● **PROMPT**: Lift every line from the entries that includes the word "TiO₂".
▬▬▬
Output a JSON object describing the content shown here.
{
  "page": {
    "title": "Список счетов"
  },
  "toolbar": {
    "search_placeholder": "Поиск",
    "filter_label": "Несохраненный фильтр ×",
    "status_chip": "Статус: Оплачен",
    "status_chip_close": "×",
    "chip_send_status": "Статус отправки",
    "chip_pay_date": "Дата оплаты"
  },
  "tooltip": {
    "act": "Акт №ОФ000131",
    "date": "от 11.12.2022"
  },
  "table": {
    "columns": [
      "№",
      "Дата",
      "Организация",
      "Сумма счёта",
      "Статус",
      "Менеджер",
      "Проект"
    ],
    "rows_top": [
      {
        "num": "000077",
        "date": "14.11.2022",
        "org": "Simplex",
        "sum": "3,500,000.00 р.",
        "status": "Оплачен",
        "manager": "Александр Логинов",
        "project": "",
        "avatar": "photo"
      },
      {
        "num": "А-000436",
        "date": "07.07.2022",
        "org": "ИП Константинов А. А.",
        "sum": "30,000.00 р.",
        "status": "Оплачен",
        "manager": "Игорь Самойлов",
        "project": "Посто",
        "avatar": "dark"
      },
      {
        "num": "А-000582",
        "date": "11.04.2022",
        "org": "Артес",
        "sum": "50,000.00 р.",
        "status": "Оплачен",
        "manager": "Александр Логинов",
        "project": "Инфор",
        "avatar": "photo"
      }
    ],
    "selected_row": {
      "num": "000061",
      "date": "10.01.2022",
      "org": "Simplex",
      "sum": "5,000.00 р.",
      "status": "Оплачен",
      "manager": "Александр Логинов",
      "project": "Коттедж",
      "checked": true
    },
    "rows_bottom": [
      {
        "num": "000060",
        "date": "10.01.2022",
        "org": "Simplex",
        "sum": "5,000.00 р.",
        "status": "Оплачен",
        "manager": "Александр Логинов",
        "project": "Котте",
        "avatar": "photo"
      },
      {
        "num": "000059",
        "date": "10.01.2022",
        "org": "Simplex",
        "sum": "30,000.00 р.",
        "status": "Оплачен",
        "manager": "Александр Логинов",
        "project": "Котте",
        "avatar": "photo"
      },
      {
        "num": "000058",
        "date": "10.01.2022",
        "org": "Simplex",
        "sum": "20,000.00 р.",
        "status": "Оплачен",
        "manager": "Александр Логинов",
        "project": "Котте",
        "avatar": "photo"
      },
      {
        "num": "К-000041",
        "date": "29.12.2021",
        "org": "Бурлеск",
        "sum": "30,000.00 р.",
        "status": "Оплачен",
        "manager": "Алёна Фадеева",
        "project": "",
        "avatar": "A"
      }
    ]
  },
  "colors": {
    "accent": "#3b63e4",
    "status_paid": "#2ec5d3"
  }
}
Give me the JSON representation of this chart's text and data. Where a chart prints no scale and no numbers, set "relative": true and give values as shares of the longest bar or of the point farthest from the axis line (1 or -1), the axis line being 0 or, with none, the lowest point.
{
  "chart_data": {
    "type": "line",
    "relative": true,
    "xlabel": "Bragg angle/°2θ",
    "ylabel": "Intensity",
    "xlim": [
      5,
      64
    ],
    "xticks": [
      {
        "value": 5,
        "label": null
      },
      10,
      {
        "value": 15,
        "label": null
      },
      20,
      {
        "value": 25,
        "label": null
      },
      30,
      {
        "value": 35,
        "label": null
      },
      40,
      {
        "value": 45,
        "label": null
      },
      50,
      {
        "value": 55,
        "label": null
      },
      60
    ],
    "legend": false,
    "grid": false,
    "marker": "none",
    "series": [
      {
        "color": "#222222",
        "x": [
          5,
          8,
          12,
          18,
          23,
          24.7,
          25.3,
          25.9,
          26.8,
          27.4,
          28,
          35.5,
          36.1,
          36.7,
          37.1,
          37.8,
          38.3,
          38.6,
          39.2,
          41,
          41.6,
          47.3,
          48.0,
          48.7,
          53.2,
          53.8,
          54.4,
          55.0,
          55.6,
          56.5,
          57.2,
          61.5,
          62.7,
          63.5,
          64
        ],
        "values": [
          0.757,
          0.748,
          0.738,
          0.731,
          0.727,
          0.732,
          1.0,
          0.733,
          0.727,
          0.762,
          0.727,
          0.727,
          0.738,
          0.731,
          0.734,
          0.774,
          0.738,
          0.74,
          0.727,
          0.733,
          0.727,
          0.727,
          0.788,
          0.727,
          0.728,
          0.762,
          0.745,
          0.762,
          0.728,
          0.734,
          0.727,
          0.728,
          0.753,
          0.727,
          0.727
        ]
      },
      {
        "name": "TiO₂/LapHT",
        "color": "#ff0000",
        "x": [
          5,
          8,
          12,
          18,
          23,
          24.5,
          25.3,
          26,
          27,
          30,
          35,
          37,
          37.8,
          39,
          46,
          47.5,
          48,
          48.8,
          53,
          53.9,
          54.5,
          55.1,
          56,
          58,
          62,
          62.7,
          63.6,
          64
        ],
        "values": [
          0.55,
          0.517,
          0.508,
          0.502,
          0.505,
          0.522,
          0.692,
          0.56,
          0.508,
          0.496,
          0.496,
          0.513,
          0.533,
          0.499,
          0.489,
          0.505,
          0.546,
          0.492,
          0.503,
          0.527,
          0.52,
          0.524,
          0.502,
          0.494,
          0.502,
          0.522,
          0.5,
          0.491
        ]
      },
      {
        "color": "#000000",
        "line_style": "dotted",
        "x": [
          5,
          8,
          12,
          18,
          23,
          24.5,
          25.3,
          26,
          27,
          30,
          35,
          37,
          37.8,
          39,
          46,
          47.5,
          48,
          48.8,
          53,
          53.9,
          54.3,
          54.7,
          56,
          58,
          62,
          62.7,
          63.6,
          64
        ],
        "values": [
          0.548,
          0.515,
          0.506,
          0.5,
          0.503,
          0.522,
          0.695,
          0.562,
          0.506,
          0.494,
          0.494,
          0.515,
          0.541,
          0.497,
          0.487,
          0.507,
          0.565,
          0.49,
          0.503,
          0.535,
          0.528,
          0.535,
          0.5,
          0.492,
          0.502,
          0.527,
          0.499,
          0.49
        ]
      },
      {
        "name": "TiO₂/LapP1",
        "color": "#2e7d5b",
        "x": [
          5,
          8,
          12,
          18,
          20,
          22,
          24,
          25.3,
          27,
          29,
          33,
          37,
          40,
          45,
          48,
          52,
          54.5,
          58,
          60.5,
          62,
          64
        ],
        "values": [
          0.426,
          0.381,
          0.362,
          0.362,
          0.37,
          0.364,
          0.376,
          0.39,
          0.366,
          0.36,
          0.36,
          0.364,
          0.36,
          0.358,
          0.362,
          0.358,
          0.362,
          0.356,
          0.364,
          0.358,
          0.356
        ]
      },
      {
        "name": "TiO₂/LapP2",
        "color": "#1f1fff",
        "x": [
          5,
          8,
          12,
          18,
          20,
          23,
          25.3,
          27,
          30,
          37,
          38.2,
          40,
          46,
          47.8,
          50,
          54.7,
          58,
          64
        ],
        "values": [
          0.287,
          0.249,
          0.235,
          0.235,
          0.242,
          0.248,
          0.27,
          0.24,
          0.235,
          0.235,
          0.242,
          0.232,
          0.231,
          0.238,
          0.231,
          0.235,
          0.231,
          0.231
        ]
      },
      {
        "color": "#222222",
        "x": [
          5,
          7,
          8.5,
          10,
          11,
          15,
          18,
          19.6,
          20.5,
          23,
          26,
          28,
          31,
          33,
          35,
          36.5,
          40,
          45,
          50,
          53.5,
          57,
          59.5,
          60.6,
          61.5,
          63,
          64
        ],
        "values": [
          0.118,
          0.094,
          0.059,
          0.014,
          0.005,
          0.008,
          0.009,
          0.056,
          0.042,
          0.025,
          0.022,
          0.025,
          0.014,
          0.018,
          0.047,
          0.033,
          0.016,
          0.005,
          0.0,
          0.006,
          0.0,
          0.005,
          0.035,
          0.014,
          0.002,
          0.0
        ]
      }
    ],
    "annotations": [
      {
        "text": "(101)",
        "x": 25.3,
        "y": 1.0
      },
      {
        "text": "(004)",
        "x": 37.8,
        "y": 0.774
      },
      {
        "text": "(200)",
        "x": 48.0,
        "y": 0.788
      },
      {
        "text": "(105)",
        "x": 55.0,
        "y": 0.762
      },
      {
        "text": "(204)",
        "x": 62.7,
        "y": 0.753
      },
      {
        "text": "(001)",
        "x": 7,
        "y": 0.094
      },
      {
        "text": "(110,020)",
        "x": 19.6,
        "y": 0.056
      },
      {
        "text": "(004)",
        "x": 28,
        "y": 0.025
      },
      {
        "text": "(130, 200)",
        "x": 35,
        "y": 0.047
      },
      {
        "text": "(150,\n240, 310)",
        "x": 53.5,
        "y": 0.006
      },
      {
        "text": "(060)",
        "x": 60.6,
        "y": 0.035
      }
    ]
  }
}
▬▬▬
● **ANSWER**:
        "name": "TiO₂/LapHT",
        "name": "TiO₂/LapP1",
        "name": "TiO₂/LapP2",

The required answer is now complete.